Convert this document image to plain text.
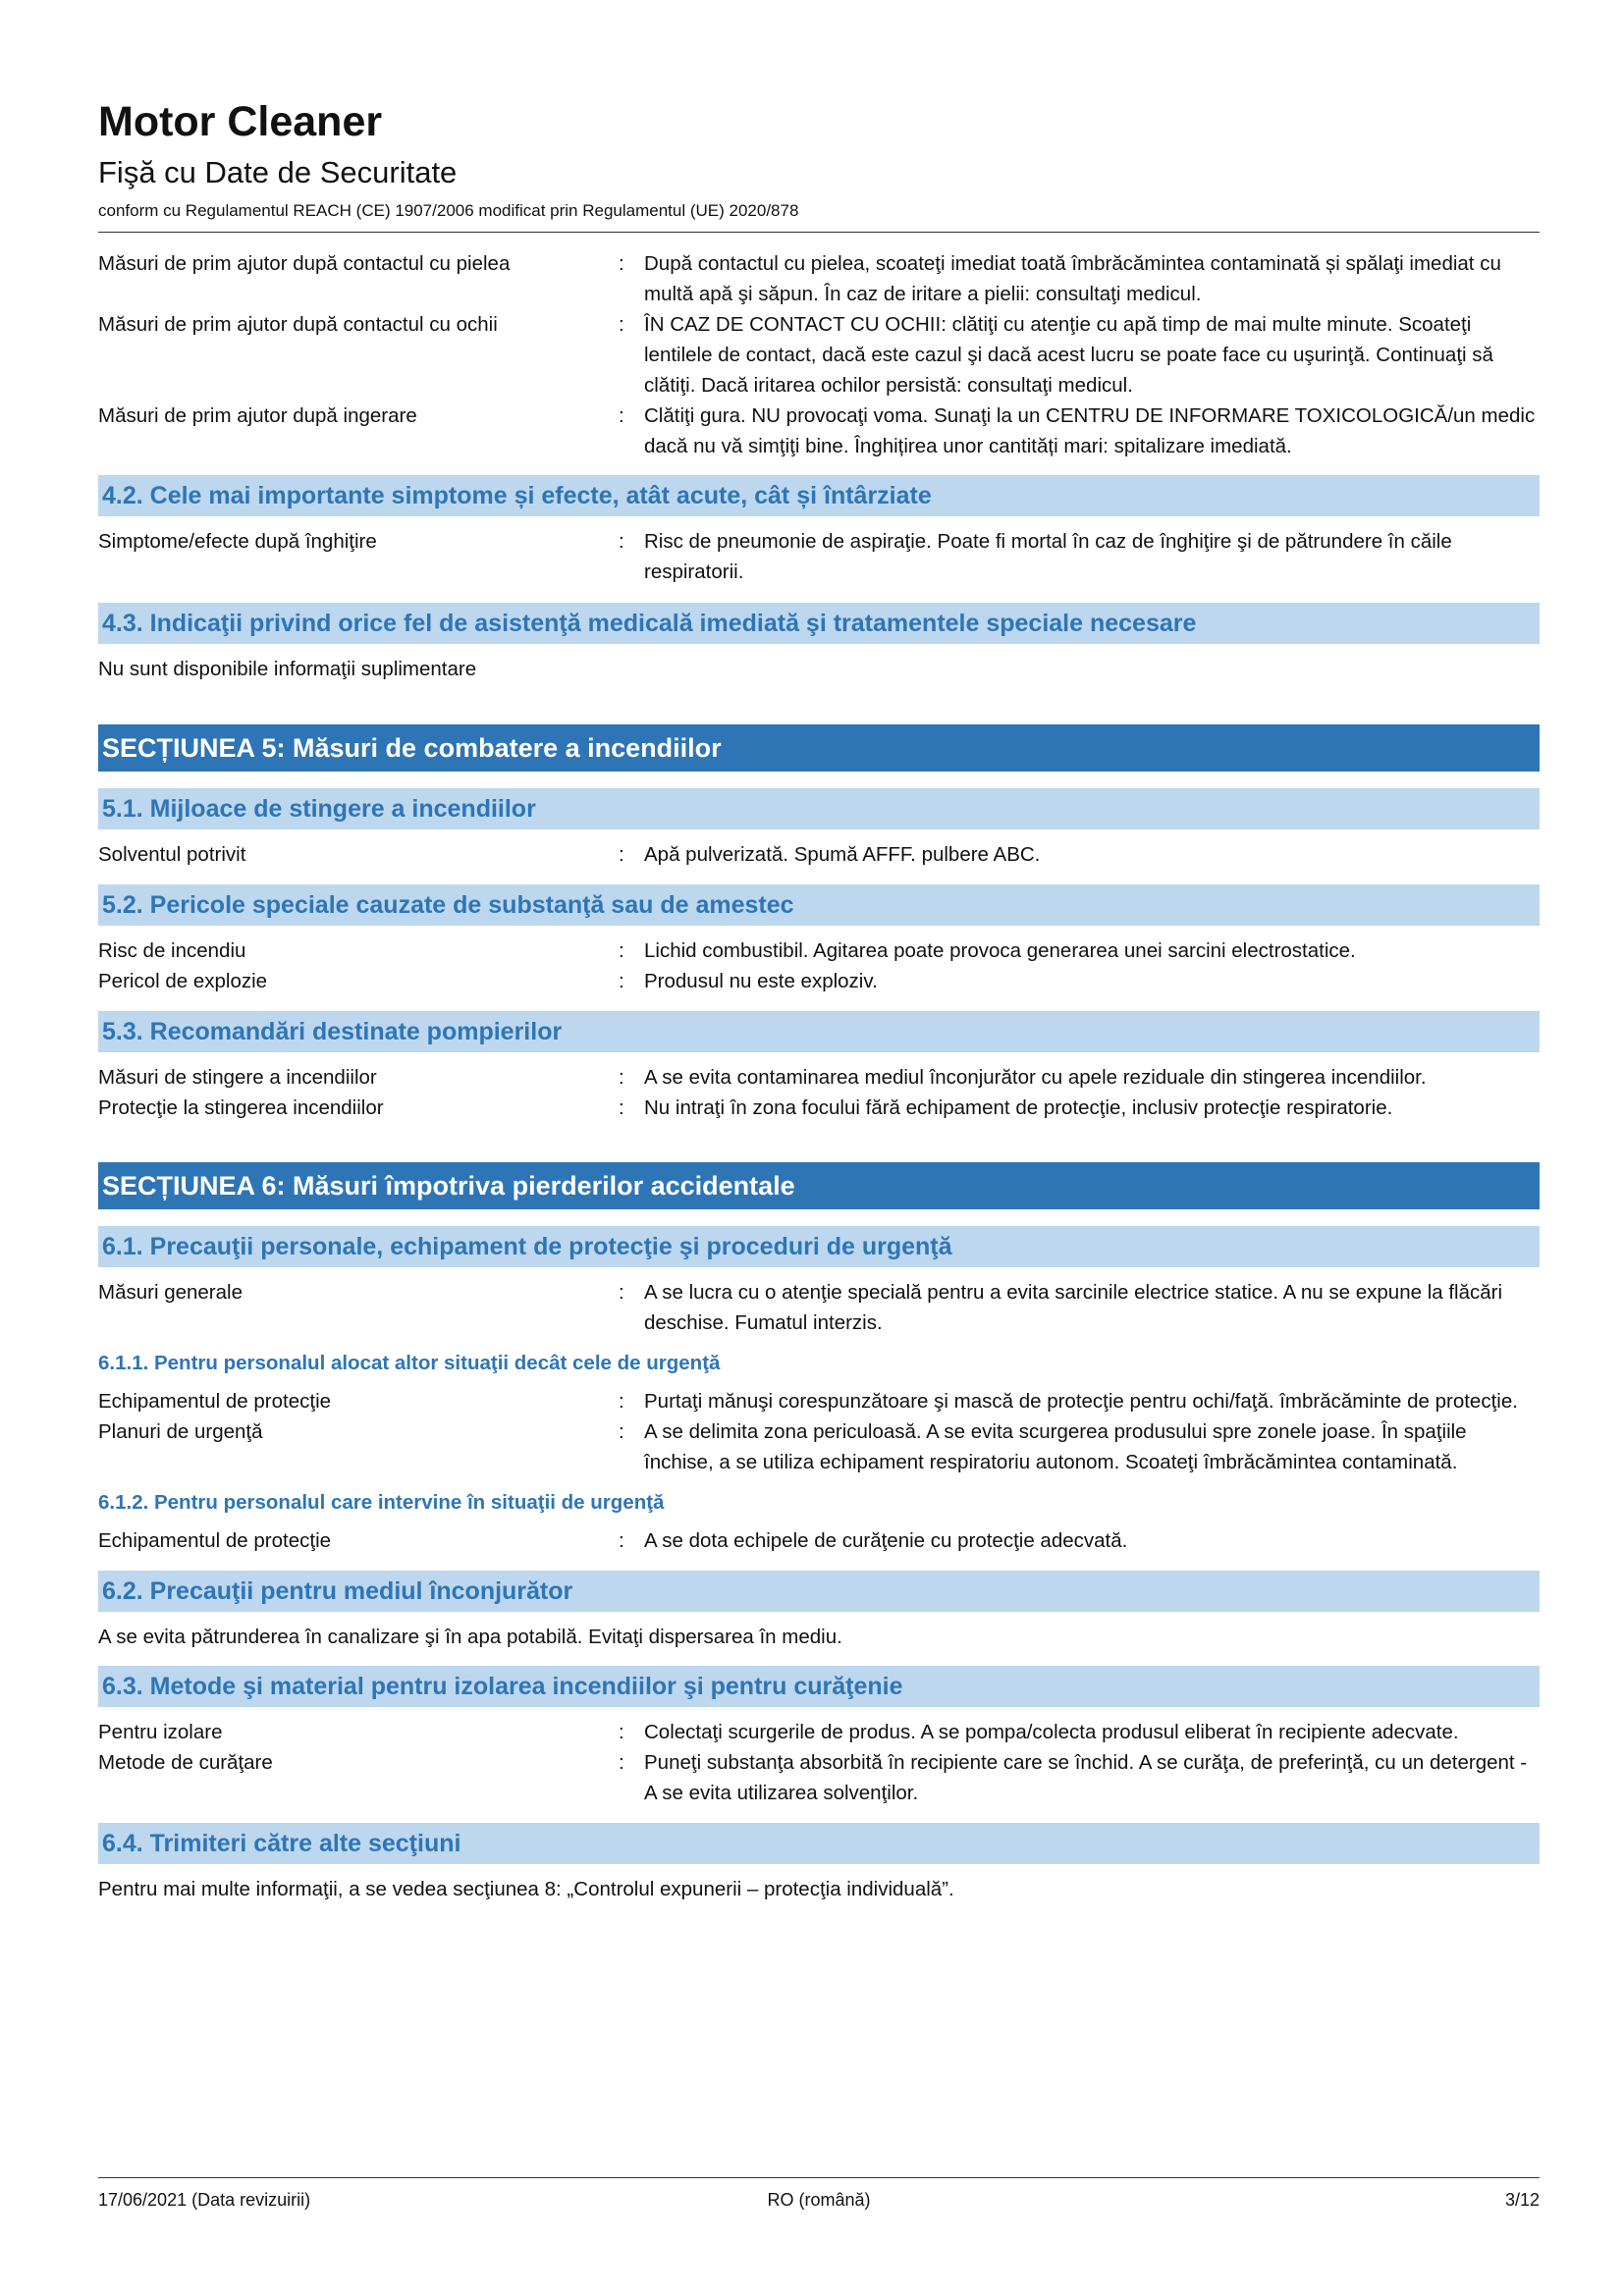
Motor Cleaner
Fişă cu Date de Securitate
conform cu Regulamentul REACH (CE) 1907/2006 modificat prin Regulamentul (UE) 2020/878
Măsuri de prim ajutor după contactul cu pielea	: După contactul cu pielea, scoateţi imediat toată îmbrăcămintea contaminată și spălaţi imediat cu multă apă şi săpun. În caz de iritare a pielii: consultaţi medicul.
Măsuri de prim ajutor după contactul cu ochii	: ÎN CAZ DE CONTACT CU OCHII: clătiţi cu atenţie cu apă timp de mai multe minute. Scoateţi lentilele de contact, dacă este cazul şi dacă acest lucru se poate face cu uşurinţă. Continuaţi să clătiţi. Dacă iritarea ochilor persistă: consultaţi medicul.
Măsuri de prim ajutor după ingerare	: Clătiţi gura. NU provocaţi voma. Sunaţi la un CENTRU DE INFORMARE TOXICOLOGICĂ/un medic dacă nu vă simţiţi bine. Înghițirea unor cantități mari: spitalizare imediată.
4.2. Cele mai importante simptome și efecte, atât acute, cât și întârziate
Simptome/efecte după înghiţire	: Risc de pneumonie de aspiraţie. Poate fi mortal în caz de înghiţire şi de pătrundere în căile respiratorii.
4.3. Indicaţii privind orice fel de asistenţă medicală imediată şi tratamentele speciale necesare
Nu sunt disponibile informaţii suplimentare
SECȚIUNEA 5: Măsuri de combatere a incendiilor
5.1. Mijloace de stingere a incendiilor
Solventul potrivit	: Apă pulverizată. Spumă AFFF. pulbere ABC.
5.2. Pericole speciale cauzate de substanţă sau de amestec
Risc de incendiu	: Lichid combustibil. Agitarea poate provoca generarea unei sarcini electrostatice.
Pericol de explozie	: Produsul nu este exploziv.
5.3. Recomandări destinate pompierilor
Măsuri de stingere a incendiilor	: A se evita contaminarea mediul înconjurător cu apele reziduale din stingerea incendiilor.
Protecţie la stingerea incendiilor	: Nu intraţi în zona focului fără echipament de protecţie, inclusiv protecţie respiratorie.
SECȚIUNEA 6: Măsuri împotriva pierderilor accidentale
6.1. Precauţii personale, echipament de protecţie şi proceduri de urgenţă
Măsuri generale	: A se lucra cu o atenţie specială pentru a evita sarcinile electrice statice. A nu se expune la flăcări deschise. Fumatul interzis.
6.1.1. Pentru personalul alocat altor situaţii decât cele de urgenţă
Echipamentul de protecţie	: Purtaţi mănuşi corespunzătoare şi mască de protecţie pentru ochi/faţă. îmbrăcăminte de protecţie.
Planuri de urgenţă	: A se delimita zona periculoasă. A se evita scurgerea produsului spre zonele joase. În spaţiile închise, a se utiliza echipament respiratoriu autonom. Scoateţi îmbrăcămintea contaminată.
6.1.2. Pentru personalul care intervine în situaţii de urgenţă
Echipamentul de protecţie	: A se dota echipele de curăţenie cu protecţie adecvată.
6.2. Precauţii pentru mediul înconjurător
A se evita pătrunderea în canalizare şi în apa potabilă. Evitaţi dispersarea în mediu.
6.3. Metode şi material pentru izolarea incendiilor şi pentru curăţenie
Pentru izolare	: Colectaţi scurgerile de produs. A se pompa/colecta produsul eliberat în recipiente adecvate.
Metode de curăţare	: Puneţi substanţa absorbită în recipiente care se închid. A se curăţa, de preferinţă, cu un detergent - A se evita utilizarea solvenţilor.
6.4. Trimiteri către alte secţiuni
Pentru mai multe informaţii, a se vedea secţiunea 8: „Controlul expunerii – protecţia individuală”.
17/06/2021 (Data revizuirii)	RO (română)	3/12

* * * * * * *

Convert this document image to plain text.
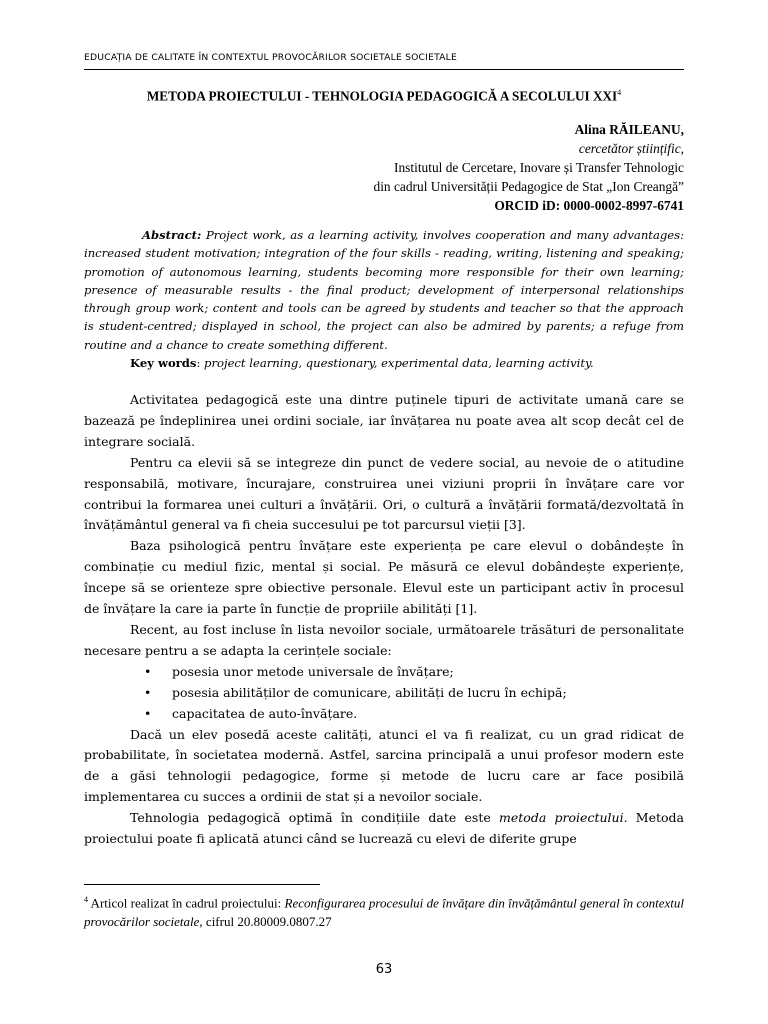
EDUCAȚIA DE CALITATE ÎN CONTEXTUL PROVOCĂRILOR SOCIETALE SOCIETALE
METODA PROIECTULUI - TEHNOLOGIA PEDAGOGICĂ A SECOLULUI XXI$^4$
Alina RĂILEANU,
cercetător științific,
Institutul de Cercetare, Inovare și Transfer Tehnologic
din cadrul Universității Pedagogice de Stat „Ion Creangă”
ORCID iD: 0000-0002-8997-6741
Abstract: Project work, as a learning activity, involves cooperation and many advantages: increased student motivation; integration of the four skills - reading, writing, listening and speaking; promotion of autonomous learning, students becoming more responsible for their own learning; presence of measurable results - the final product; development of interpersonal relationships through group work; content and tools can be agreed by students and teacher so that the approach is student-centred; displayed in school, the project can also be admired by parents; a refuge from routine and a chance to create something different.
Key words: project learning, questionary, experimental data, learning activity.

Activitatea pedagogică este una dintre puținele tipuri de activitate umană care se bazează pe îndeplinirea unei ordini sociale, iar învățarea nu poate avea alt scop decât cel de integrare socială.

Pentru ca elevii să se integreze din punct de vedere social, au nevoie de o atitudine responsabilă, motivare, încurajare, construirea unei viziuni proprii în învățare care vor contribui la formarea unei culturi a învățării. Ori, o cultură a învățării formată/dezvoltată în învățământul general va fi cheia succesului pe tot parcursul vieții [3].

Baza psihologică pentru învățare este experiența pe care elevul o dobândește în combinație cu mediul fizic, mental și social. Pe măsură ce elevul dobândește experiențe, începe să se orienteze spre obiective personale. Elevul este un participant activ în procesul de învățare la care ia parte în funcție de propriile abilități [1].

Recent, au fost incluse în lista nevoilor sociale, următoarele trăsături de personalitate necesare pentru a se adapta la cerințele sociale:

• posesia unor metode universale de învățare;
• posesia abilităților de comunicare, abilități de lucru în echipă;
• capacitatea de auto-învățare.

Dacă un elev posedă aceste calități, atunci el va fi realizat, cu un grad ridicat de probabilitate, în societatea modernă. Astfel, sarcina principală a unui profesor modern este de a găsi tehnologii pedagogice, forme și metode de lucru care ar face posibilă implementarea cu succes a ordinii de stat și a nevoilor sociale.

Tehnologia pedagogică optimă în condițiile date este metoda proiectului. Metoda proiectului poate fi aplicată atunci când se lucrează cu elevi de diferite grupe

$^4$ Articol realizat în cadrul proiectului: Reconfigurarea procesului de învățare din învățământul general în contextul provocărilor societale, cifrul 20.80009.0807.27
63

* * * * * * *

_What needs to be done_
Copy out every line of the data that includes "spre".

_Response for this exercise_
Planuri de urgenţă	: A se delimita zona periculoasă. A se evita scurgerea produsului spre zonele joase. În spaţiile închise, a se utiliza echipament respiratoriu autonom. Scoateţi îmbrăcămintea contaminată.
Baza psihologică pentru învățare este experiența pe care elevul o dobândește în combinație cu mediul fizic, mental și social. Pe măsură ce elevul dobândește experiențe, începe să se orienteze spre obiective personale. Elevul este un participant activ în procesul de învățare la care ia parte în funcție de propriile abilități [1].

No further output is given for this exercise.